What the task asks:
All of the material below is to be retyped exactly.

Supplied material:
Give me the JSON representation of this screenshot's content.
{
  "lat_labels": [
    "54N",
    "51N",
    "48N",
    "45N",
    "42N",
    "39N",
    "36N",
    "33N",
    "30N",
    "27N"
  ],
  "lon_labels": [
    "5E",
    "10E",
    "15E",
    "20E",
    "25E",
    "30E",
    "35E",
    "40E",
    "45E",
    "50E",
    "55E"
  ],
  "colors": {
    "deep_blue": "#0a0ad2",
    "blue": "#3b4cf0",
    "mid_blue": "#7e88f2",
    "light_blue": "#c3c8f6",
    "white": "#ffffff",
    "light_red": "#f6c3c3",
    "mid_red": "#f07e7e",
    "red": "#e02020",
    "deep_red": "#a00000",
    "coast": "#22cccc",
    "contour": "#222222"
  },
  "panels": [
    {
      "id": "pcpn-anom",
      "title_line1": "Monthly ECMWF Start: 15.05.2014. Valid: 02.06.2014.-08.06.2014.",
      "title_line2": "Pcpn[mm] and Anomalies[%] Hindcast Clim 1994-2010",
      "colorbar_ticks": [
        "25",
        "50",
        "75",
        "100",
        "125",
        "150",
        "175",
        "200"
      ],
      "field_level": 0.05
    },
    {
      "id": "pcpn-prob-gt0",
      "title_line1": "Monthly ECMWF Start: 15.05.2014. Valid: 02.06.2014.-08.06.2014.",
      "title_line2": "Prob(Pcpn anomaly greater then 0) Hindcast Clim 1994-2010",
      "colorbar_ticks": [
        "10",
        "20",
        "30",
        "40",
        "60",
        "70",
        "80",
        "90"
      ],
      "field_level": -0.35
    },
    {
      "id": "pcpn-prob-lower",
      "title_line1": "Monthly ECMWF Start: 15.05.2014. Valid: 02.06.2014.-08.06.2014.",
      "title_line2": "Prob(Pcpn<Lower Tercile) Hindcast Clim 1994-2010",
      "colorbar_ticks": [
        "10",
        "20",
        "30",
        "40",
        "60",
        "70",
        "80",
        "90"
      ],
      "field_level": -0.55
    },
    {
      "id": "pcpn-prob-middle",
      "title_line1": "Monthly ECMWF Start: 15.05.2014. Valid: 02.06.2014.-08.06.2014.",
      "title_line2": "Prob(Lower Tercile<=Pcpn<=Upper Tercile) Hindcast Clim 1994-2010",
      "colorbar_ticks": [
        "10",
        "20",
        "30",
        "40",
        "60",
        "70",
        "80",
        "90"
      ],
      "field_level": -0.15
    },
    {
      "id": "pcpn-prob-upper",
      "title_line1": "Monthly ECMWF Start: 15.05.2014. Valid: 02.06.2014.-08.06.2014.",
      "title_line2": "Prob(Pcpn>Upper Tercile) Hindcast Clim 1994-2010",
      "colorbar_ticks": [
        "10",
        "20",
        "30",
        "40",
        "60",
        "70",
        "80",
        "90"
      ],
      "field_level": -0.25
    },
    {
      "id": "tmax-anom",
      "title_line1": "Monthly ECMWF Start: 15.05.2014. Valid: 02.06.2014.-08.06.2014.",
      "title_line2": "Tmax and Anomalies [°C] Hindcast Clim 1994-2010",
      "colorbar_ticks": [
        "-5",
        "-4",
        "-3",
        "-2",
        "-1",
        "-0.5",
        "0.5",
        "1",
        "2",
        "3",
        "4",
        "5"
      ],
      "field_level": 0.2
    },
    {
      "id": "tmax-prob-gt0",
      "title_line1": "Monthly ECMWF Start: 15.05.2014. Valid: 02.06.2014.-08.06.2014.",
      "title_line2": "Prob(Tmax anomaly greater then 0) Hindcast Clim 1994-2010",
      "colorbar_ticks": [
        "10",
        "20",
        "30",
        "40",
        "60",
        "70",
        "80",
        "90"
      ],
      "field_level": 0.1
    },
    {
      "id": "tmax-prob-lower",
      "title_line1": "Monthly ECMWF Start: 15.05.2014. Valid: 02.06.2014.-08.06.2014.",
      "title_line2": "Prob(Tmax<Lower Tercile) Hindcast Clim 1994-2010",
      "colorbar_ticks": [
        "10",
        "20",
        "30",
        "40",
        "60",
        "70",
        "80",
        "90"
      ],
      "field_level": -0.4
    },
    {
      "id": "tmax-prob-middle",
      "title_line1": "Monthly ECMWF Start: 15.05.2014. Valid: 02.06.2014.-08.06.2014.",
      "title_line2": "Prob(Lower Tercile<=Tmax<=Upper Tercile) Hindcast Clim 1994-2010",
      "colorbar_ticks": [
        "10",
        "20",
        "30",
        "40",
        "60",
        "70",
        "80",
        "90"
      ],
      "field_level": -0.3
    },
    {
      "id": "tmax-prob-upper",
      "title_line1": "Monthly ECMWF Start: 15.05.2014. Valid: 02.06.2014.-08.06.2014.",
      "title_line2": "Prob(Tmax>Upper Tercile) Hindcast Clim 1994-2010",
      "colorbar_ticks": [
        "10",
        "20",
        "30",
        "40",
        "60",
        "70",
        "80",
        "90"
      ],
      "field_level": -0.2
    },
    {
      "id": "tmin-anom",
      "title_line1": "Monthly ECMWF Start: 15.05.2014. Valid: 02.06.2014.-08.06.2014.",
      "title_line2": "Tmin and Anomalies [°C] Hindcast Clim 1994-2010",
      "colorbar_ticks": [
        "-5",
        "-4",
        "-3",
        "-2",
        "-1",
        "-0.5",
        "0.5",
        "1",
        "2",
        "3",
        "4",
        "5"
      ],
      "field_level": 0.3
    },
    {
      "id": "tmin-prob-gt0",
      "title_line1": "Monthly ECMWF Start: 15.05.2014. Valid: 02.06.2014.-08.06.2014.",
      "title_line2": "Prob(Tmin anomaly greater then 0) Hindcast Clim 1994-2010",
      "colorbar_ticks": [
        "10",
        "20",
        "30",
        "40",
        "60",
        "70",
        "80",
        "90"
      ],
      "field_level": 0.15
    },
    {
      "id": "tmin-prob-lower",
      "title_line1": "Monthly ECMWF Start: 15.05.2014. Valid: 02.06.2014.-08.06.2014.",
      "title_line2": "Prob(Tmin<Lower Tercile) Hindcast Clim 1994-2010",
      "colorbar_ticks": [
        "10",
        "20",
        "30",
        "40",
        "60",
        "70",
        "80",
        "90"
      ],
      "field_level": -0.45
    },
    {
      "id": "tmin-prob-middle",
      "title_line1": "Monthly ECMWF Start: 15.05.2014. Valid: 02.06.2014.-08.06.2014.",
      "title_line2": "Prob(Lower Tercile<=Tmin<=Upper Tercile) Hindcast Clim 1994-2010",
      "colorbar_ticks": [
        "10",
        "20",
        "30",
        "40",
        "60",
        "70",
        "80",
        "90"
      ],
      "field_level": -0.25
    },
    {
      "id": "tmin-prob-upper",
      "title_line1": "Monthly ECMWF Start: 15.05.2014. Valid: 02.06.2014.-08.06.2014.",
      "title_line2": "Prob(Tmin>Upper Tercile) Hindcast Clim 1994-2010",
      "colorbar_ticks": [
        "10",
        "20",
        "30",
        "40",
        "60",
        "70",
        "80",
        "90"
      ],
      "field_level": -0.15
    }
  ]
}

Complete output:
Give me the JSON representation of this screenshot's content.
{
  "lat_labels": [
    "54N",
    "51N",
    "48N",
    "45N",
    "42N",
    "39N",
    "36N",
    "33N",
    "30N",
    "27N"
  ],
  "lon_labels": [
    "5E",
    "10E",
    "15E",
    "20E",
    "25E",
    "30E",
    "35E",
    "40E",
    "45E",
    "50E",
    "55E"
  ],
  "colors": {
    "deep_blue": "#0a0ad2",
    "blue": "#3b4cf0",
    "mid_blue": "#7e88f2",
    "light_blue": "#c3c8f6",
    "white": "#ffffff",
    "light_red": "#f6c3c3",
    "mid_red": "#f07e7e",
    "red": "#e02020",
    "deep_red": "#a00000",
    "coast": "#22cccc",
    "contour": "#222222"
  },
  "panels": [
    {
      "id": "pcpn-anom",
      "title_line1": "Monthly ECMWF Start: 15.05.2014. Valid: 02.06.2014.-08.06.2014.",
      "title_line2": "Pcpn[mm] and Anomalies[%] Hindcast Clim 1994-2010",
      "colorbar_ticks": [
        "25",
        "50",
        "75",
        "100",
        "125",
        "150",
        "175",
        "200"
      ],
      "field_level": 0.05
    },
    {
      "id": "pcpn-prob-gt0",
      "title_line1": "Monthly ECMWF Start: 15.05.2014. Valid: 02.06.2014.-08.06.2014.",
      "title_line2": "Prob(Pcpn anomaly greater then 0) Hindcast Clim 1994-2010",
      "colorbar_ticks": [
        "10",
        "20",
        "30",
        "40",
        "60",
        "70",
        "80",
        "90"
      ],
      "field_level": -0.35
    },
    {
      "id": "pcpn-prob-lower",
      "title_line1": "Monthly ECMWF Start: 15.05.2014. Valid: 02.06.2014.-08.06.2014.",
      "title_line2": "Prob(Pcpn<Lower Tercile) Hindcast Clim 1994-2010",
      "colorbar_ticks": [
        "10",
        "20",
        "30",
        "40",
        "60",
        "70",
        "80",
        "90"
      ],
      "field_level": -0.55
    },
    {
      "id": "pcpn-prob-middle",
      "title_line1": "Monthly ECMWF Start: 15.05.2014. Valid: 02.06.2014.-08.06.2014.",
      "title_line2": "Prob(Lower Tercile<=Pcpn<=Upper Tercile) Hindcast Clim 1994-2010",
      "colorbar_ticks": [
        "10",
        "20",
        "30",
        "40",
        "60",
        "70",
        "80",
        "90"
      ],
      "field_level": -0.15
    },
    {
      "id": "pcpn-prob-upper",
      "title_line1": "Monthly ECMWF Start: 15.05.2014. Valid: 02.06.2014.-08.06.2014.",
      "title_line2": "Prob(Pcpn>Upper Tercile) Hindcast Clim 1994-2010",
      "colorbar_ticks": [
        "10",
        "20",
        "30",
        "40",
        "60",
        "70",
        "80",
        "90"
      ],
      "field_level": -0.25
    },
    {
      "id": "tmax-anom",
      "title_line1": "Monthly ECMWF Start: 15.05.2014. Valid: 02.06.2014.-08.06.2014.",
      "title_line2": "Tmax and Anomalies [°C] Hindcast Clim 1994-2010",
      "colorbar_ticks": [
        "-5",
        "-4",
        "-3",
        "-2",
        "-1",
        "-0.5",
        "0.5",
        "1",
        "2",
        "3",
        "4",
        "5"
      ],
      "field_level": 0.2
    },
    {
      "id": "tmax-prob-gt0",
      "title_line1": "Monthly ECMWF Start: 15.05.2014. Valid: 02.06.2014.-08.06.2014.",
      "title_line2": "Prob(Tmax anomaly greater then 0) Hindcast Clim 1994-2010",
      "colorbar_ticks": [
        "10",
        "20",
        "30",
        "40",
        "60",
        "70",
        "80",
        "90"
      ],
      "field_level": 0.1
    },
    {
      "id": "tmax-prob-lower",
      "title_line1": "Monthly ECMWF Start: 15.05.2014. Valid: 02.06.2014.-08.06.2014.",
      "title_line2": "Prob(Tmax<Lower Tercile) Hindcast Clim 1994-2010",
      "colorbar_ticks": [
        "10",
        "20",
        "30",
        "40",
        "60",
        "70",
        "80",
        "90"
      ],
      "field_level": -0.4
    },
    {
      "id": "tmax-prob-middle",
      "title_line1": "Monthly ECMWF Start: 15.05.2014. Valid: 02.06.2014.-08.06.2014.",
      "title_line2": "Prob(Lower Tercile<=Tmax<=Upper Tercile) Hindcast Clim 1994-2010",
      "colorbar_ticks": [
        "10",
        "20",
        "30",
        "40",
        "60",
        "70",
        "80",
        "90"
      ],
      "field_level": -0.3
    },
    {
      "id": "tmax-prob-upper",
      "title_line1": "Monthly ECMWF Start: 15.05.2014. Valid: 02.06.2014.-08.06.2014.",
      "title_line2": "Prob(Tmax>Upper Tercile) Hindcast Clim 1994-2010",
      "colorbar_ticks": [
        "10",
        "20",
        "30",
        "40",
        "60",
        "70",
        "80",
        "90"
      ],
      "field_level": -0.2
    },
    {
      "id": "tmin-anom",
      "title_line1": "Monthly ECMWF Start: 15.05.2014. Valid: 02.06.2014.-08.06.2014.",
      "title_line2": "Tmin and Anomalies [°C] Hindcast Clim 1994-2010",
      "colorbar_ticks": [
        "-5",
        "-4",
        "-3",
        "-2",
        "-1",
        "-0.5",
        "0.5",
        "1",
        "2",
        "3",
        "4",
        "5"
      ],
      "field_level": 0.3
    },
    {
      "id": "tmin-prob-gt0",
      "title_line1": "Monthly ECMWF Start: 15.05.2014. Valid: 02.06.2014.-08.06.2014.",
      "title_line2": "Prob(Tmin anomaly greater then 0) Hindcast Clim 1994-2010",
      "colorbar_ticks": [
        "10",
        "20",
        "30",
        "40",
        "60",
        "70",
        "80",
        "90"
      ],
      "field_level": 0.15
    },
    {
      "id": "tmin-prob-lower",
      "title_line1": "Monthly ECMWF Start: 15.05.2014. Valid: 02.06.2014.-08.06.2014.",
      "title_line2": "Prob(Tmin<Lower Tercile) Hindcast Clim 1994-2010",
      "colorbar_ticks": [
        "10",
        "20",
        "30",
        "40",
        "60",
        "70",
        "80",
        "90"
      ],
      "field_level": -0.45
    },
    {
      "id": "tmin-prob-middle",
      "title_line1": "Monthly ECMWF Start: 15.05.2014. Valid: 02.06.2014.-08.06.2014.",
      "title_line2": "Prob(Lower Tercile<=Tmin<=Upper Tercile) Hindcast Clim 1994-2010",
      "colorbar_ticks": [
        "10",
        "20",
        "30",
        "40",
        "60",
        "70",
        "80",
        "90"
      ],
      "field_level": -0.25
    },
    {
      "id": "tmin-prob-upper",
      "title_line1": "Monthly ECMWF Start: 15.05.2014. Valid: 02.06.2014.-08.06.2014.",
      "title_line2": "Prob(Tmin>Upper Tercile) Hindcast Clim 1994-2010",
      "colorbar_ticks": [
        "10",
        "20",
        "30",
        "40",
        "60",
        "70",
        "80",
        "90"
      ],
      "field_level": -0.15
    }
  ]
}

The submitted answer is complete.